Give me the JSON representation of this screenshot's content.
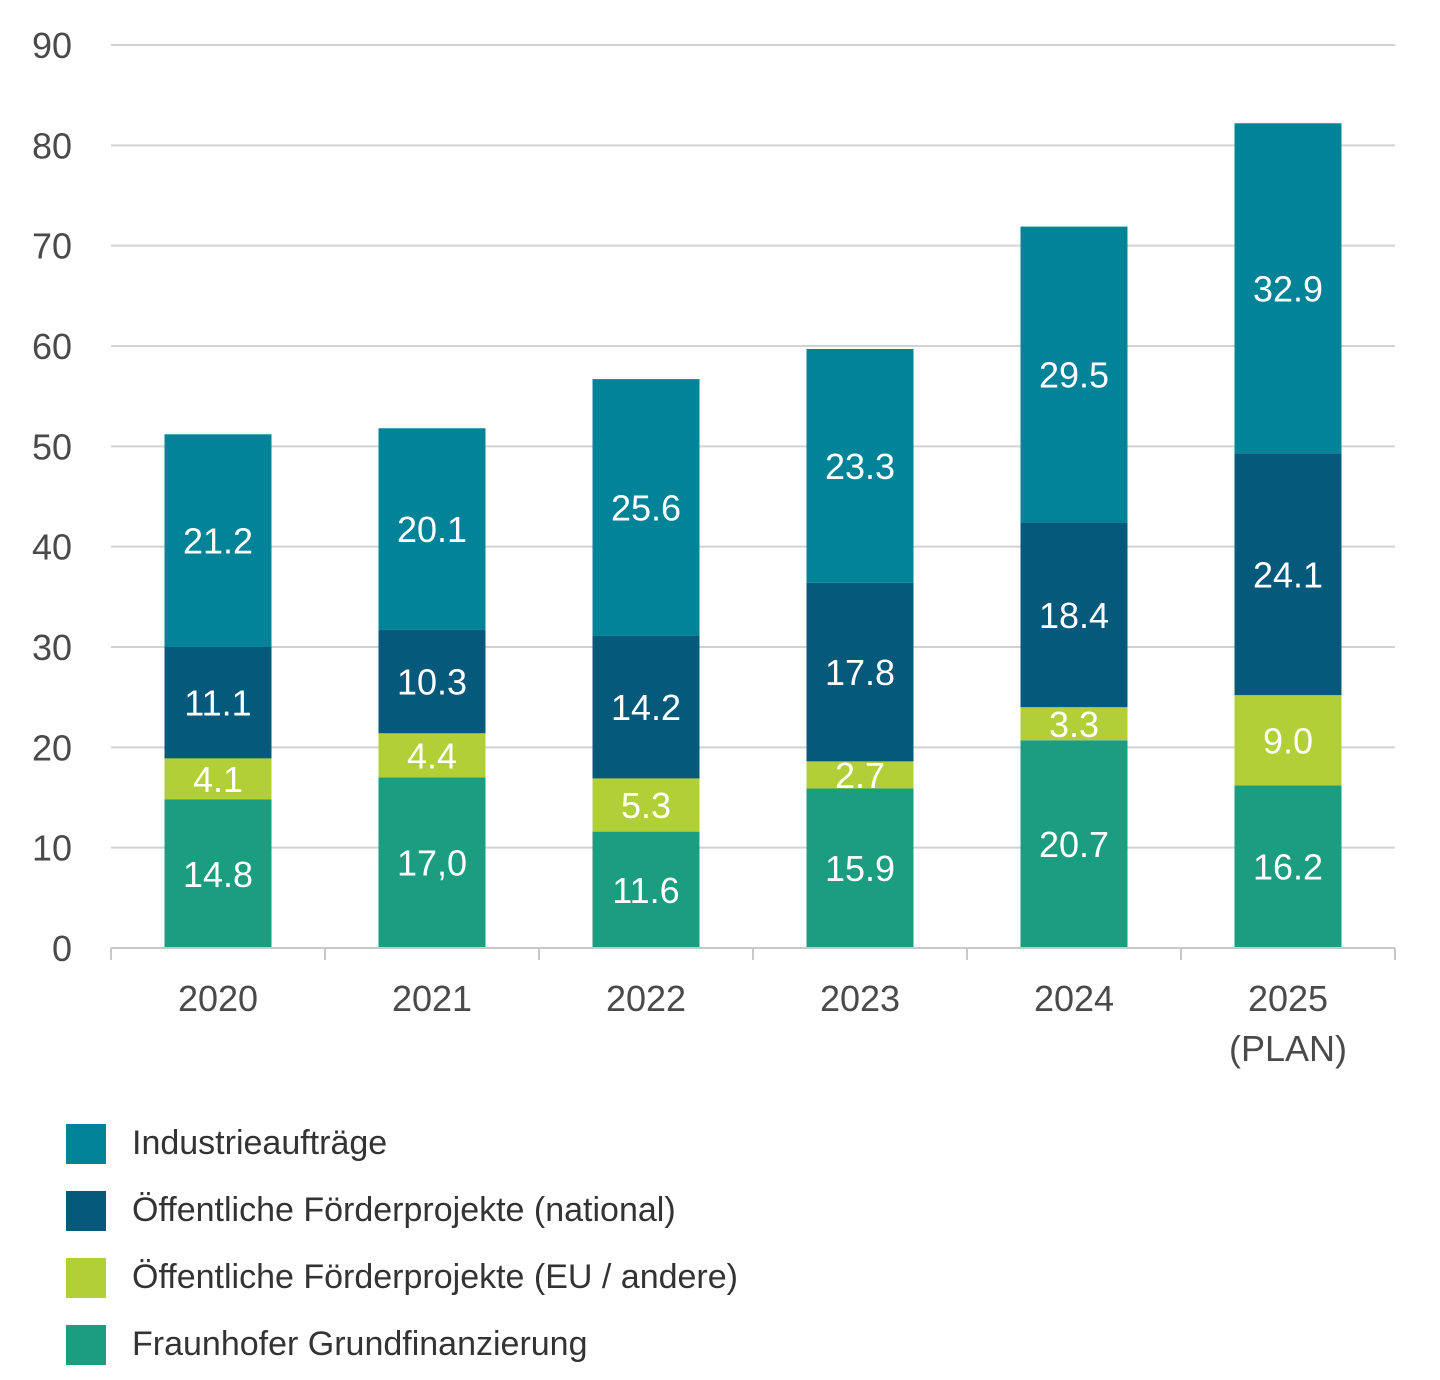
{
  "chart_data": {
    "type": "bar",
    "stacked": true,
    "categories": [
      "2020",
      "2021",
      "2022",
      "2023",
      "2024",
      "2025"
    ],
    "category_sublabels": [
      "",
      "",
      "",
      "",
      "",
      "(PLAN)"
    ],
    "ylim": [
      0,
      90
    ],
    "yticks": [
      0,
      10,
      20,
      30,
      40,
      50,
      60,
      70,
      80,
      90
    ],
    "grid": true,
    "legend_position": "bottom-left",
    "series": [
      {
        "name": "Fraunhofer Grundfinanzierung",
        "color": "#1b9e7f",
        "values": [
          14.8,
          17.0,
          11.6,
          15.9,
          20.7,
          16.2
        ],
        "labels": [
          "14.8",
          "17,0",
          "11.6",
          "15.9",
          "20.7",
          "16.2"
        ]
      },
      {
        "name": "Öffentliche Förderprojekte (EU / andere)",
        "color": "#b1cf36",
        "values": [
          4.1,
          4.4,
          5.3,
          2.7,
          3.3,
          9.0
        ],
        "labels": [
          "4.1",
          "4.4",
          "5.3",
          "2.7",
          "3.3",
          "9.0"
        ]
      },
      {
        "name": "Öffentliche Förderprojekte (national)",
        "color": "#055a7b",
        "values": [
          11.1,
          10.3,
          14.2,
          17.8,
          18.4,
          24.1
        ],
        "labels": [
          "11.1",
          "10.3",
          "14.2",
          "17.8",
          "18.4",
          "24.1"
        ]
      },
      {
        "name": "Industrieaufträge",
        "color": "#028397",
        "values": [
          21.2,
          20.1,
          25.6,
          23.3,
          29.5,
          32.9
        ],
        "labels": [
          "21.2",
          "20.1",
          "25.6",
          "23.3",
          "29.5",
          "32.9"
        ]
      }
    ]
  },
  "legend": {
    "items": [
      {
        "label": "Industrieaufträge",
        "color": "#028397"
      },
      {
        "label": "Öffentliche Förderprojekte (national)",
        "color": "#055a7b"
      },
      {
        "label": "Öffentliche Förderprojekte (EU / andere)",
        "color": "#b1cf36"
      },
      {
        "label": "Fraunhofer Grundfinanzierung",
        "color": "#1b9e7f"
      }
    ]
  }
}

**Exercise description**. Give an exact reproduction of every line, leaving out any picture.

**Answer to the task**.
Give me the JSON representation of this screenshot's content.
{
  "chart_data": {
    "type": "bar",
    "stacked": true,
    "categories": [
      "2020",
      "2021",
      "2022",
      "2023",
      "2024",
      "2025"
    ],
    "category_sublabels": [
      "",
      "",
      "",
      "",
      "",
      "(PLAN)"
    ],
    "ylim": [
      0,
      90
    ],
    "yticks": [
      0,
      10,
      20,
      30,
      40,
      50,
      60,
      70,
      80,
      90
    ],
    "grid": true,
    "legend_position": "bottom-left",
    "series": [
      {
        "name": "Fraunhofer Grundfinanzierung",
        "color": "#1b9e7f",
        "values": [
          14.8,
          17.0,
          11.6,
          15.9,
          20.7,
          16.2
        ],
        "labels": [
          "14.8",
          "17,0",
          "11.6",
          "15.9",
          "20.7",
          "16.2"
        ]
      },
      {
        "name": "Öffentliche Förderprojekte (EU / andere)",
        "color": "#b1cf36",
        "values": [
          4.1,
          4.4,
          5.3,
          2.7,
          3.3,
          9.0
        ],
        "labels": [
          "4.1",
          "4.4",
          "5.3",
          "2.7",
          "3.3",
          "9.0"
        ]
      },
      {
        "name": "Öffentliche Förderprojekte (national)",
        "color": "#055a7b",
        "values": [
          11.1,
          10.3,
          14.2,
          17.8,
          18.4,
          24.1
        ],
        "labels": [
          "11.1",
          "10.3",
          "14.2",
          "17.8",
          "18.4",
          "24.1"
        ]
      },
      {
        "name": "Industrieaufträge",
        "color": "#028397",
        "values": [
          21.2,
          20.1,
          25.6,
          23.3,
          29.5,
          32.9
        ],
        "labels": [
          "21.2",
          "20.1",
          "25.6",
          "23.3",
          "29.5",
          "32.9"
        ]
      }
    ]
  },
  "legend": {
    "items": [
      {
        "label": "Industrieaufträge",
        "color": "#028397"
      },
      {
        "label": "Öffentliche Förderprojekte (national)",
        "color": "#055a7b"
      },
      {
        "label": "Öffentliche Förderprojekte (EU / andere)",
        "color": "#b1cf36"
      },
      {
        "label": "Fraunhofer Grundfinanzierung",
        "color": "#1b9e7f"
      }
    ]
  }
}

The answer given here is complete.